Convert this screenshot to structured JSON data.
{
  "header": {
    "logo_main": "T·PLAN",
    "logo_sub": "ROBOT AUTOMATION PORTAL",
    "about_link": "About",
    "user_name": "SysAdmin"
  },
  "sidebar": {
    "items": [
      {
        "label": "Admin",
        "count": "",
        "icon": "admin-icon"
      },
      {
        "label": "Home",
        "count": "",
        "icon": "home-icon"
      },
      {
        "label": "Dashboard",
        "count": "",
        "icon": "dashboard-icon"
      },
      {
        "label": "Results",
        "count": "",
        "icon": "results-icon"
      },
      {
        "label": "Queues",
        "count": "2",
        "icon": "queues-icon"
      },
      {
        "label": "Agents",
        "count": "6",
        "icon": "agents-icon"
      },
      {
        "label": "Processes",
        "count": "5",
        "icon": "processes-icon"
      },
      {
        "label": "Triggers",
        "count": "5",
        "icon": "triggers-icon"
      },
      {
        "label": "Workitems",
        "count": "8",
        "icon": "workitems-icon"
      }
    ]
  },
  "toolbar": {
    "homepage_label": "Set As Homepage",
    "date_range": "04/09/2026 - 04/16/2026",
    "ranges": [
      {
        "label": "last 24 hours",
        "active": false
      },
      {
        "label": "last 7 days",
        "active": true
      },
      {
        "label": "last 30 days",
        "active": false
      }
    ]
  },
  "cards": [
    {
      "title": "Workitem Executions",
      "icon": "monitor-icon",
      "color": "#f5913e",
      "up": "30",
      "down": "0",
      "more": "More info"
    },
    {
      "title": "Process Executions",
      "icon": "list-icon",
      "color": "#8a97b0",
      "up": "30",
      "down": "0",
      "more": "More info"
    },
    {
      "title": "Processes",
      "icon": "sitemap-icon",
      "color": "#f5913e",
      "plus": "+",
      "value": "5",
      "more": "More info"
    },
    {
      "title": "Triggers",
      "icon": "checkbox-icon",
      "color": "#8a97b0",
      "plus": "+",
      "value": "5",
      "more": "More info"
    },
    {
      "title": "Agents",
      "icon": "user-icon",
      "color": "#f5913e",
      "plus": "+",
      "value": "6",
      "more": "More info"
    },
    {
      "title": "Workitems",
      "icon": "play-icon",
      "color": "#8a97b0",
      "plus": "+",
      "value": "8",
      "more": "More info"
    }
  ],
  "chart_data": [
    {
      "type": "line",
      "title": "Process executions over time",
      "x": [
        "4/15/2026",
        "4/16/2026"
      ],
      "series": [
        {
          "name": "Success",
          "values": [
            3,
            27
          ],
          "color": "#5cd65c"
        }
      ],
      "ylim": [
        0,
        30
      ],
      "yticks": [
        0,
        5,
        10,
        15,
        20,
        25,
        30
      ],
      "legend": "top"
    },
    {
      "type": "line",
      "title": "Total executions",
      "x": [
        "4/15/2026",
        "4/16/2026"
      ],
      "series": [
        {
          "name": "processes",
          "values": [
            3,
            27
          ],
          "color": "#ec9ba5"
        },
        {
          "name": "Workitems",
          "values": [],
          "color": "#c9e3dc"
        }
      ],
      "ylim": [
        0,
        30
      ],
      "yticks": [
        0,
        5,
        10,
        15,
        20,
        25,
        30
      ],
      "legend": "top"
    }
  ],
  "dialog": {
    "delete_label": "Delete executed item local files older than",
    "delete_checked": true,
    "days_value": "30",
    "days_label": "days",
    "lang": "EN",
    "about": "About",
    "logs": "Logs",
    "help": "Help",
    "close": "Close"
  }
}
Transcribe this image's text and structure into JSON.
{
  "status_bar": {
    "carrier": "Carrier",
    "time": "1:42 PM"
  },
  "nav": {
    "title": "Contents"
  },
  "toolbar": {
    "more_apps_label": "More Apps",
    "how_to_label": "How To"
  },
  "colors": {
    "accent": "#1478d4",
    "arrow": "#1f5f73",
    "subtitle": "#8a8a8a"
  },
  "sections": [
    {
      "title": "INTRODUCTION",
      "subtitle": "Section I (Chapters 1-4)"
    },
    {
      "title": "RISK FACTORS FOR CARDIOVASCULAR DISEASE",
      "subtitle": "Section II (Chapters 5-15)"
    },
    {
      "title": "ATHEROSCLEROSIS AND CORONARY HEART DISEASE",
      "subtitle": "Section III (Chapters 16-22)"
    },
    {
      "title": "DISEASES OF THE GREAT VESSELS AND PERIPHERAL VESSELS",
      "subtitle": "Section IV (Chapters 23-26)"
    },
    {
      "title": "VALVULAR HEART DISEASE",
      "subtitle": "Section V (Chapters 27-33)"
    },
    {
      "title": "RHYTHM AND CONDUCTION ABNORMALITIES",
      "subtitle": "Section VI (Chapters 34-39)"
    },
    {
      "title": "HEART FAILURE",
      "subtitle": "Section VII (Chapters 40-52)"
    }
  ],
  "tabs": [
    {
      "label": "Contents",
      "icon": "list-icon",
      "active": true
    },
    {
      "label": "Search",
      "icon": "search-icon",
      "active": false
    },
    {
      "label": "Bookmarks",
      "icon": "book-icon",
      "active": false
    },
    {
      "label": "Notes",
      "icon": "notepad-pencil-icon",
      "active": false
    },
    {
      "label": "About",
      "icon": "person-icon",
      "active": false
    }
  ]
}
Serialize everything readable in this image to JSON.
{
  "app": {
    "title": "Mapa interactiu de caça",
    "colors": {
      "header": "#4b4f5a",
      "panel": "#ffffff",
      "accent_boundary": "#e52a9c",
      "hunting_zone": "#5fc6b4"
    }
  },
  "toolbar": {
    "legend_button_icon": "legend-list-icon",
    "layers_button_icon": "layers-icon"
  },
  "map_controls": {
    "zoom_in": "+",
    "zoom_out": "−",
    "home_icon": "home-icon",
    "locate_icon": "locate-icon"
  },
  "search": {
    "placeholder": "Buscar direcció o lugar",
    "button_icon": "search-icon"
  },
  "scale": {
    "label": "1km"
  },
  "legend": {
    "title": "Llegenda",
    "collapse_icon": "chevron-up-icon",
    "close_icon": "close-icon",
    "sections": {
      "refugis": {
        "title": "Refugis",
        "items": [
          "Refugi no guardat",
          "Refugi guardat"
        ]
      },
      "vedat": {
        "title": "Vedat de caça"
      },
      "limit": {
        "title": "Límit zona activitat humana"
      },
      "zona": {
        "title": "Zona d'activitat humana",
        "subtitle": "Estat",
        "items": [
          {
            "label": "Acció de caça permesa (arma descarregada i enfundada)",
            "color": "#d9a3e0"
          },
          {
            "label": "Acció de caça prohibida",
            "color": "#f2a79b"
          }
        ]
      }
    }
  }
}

+ + + +

# [TASK DESCRIPTION]
Write out the entire listing exactly.

# [RESPONSE TO THE TASK]
Convert this screenshot to structured JSON data.
{
  "header": {
    "logo_main": "T·PLAN",
    "logo_sub": "ROBOT AUTOMATION PORTAL",
    "about_link": "About",
    "user_name": "SysAdmin"
  },
  "sidebar": {
    "items": [
      {
        "label": "Admin",
        "count": "",
        "icon": "admin-icon"
      },
      {
        "label": "Home",
        "count": "",
        "icon": "home-icon"
      },
      {
        "label": "Dashboard",
        "count": "",
        "icon": "dashboard-icon"
      },
      {
        "label": "Results",
        "count": "",
        "icon": "results-icon"
      },
      {
        "label": "Queues",
        "count": "2",
        "icon": "queues-icon"
      },
      {
        "label": "Agents",
        "count": "6",
        "icon": "agents-icon"
      },
      {
        "label": "Processes",
        "count": "5",
        "icon": "processes-icon"
      },
      {
        "label": "Triggers",
        "count": "5",
        "icon": "triggers-icon"
      },
      {
        "label": "Workitems",
        "count": "8",
        "icon": "workitems-icon"
      }
    ]
  },
  "toolbar": {
    "homepage_label": "Set As Homepage",
    "date_range": "04/09/2026 - 04/16/2026",
    "ranges": [
      {
        "label": "last 24 hours",
        "active": false
      },
      {
        "label": "last 7 days",
        "active": true
      },
      {
        "label": "last 30 days",
        "active": false
      }
    ]
  },
  "cards": [
    {
      "title": "Workitem Executions",
      "icon": "monitor-icon",
      "color": "#f5913e",
      "up": "30",
      "down": "0",
      "more": "More info"
    },
    {
      "title": "Process Executions",
      "icon": "list-icon",
      "color": "#8a97b0",
      "up": "30",
      "down": "0",
      "more": "More info"
    },
    {
      "title": "Processes",
      "icon": "sitemap-icon",
      "color": "#f5913e",
      "plus": "+",
      "value": "5",
      "more": "More info"
    },
    {
      "title": "Triggers",
      "icon": "checkbox-icon",
      "color": "#8a97b0",
      "plus": "+",
      "value": "5",
      "more": "More info"
    },
    {
      "title": "Agents",
      "icon": "user-icon",
      "color": "#f5913e",
      "plus": "+",
      "value": "6",
      "more": "More info"
    },
    {
      "title": "Workitems",
      "icon": "play-icon",
      "color": "#8a97b0",
      "plus": "+",
      "value": "8",
      "more": "More info"
    }
  ],
  "chart_data": [
    {
      "type": "line",
      "title": "Process executions over time",
      "x": [
        "4/15/2026",
        "4/16/2026"
      ],
      "series": [
        {
          "name": "Success",
          "values": [
            3,
            27
          ],
          "color": "#5cd65c"
        }
      ],
      "ylim": [
        0,
        30
      ],
      "yticks": [
        0,
        5,
        10,
        15,
        20,
        25,
        30
      ],
      "legend": "top"
    },
    {
      "type": "line",
      "title": "Total executions",
      "x": [
        "4/15/2026",
        "4/16/2026"
      ],
      "series": [
        {
          "name": "processes",
          "values": [
            3,
            27
          ],
          "color": "#ec9ba5"
        },
        {
          "name": "Workitems",
          "values": [],
          "color": "#c9e3dc"
        }
      ],
      "ylim": [
        0,
        30
      ],
      "yticks": [
        0,
        5,
        10,
        15,
        20,
        25,
        30
      ],
      "legend": "top"
    }
  ],
  "dialog": {
    "delete_label": "Delete executed item local files older than",
    "delete_checked": true,
    "days_value": "30",
    "days_label": "days",
    "lang": "EN",
    "about": "About",
    "logs": "Logs",
    "help": "Help",
    "close": "Close"
  }
}
Transcribe this image's text and structure into JSON.
{
  "status_bar": {
    "carrier": "Carrier",
    "time": "1:42 PM"
  },
  "nav": {
    "title": "Contents"
  },
  "toolbar": {
    "more_apps_label": "More Apps",
    "how_to_label": "How To"
  },
  "colors": {
    "accent": "#1478d4",
    "arrow": "#1f5f73",
    "subtitle": "#8a8a8a"
  },
  "sections": [
    {
      "title": "INTRODUCTION",
      "subtitle": "Section I (Chapters 1-4)"
    },
    {
      "title": "RISK FACTORS FOR CARDIOVASCULAR DISEASE",
      "subtitle": "Section II (Chapters 5-15)"
    },
    {
      "title": "ATHEROSCLEROSIS AND CORONARY HEART DISEASE",
      "subtitle": "Section III (Chapters 16-22)"
    },
    {
      "title": "DISEASES OF THE GREAT VESSELS AND PERIPHERAL VESSELS",
      "subtitle": "Section IV (Chapters 23-26)"
    },
    {
      "title": "VALVULAR HEART DISEASE",
      "subtitle": "Section V (Chapters 27-33)"
    },
    {
      "title": "RHYTHM AND CONDUCTION ABNORMALITIES",
      "subtitle": "Section VI (Chapters 34-39)"
    },
    {
      "title": "HEART FAILURE",
      "subtitle": "Section VII (Chapters 40-52)"
    }
  ],
  "tabs": [
    {
      "label": "Contents",
      "icon": "list-icon",
      "active": true
    },
    {
      "label": "Search",
      "icon": "search-icon",
      "active": false
    },
    {
      "label": "Bookmarks",
      "icon": "book-icon",
      "active": false
    },
    {
      "label": "Notes",
      "icon": "notepad-pencil-icon",
      "active": false
    },
    {
      "label": "About",
      "icon": "person-icon",
      "active": false
    }
  ]
}
Serialize everything readable in this image to JSON.
{
  "app": {
    "title": "Mapa interactiu de caça",
    "colors": {
      "header": "#4b4f5a",
      "panel": "#ffffff",
      "accent_boundary": "#e52a9c",
      "hunting_zone": "#5fc6b4"
    }
  },
  "toolbar": {
    "legend_button_icon": "legend-list-icon",
    "layers_button_icon": "layers-icon"
  },
  "map_controls": {
    "zoom_in": "+",
    "zoom_out": "−",
    "home_icon": "home-icon",
    "locate_icon": "locate-icon"
  },
  "search": {
    "placeholder": "Buscar direcció o lugar",
    "button_icon": "search-icon"
  },
  "scale": {
    "label": "1km"
  },
  "legend": {
    "title": "Llegenda",
    "collapse_icon": "chevron-up-icon",
    "close_icon": "close-icon",
    "sections": {
      "refugis": {
        "title": "Refugis",
        "items": [
          "Refugi no guardat",
          "Refugi guardat"
        ]
      },
      "vedat": {
        "title": "Vedat de caça"
      },
      "limit": {
        "title": "Límit zona activitat humana"
      },
      "zona": {
        "title": "Zona d'activitat humana",
        "subtitle": "Estat",
        "items": [
          {
            "label": "Acció de caça permesa (arma descarregada i enfundada)",
            "color": "#d9a3e0"
          },
          {
            "label": "Acció de caça prohibida",
            "color": "#f2a79b"
          }
        ]
      }
    }
  }
}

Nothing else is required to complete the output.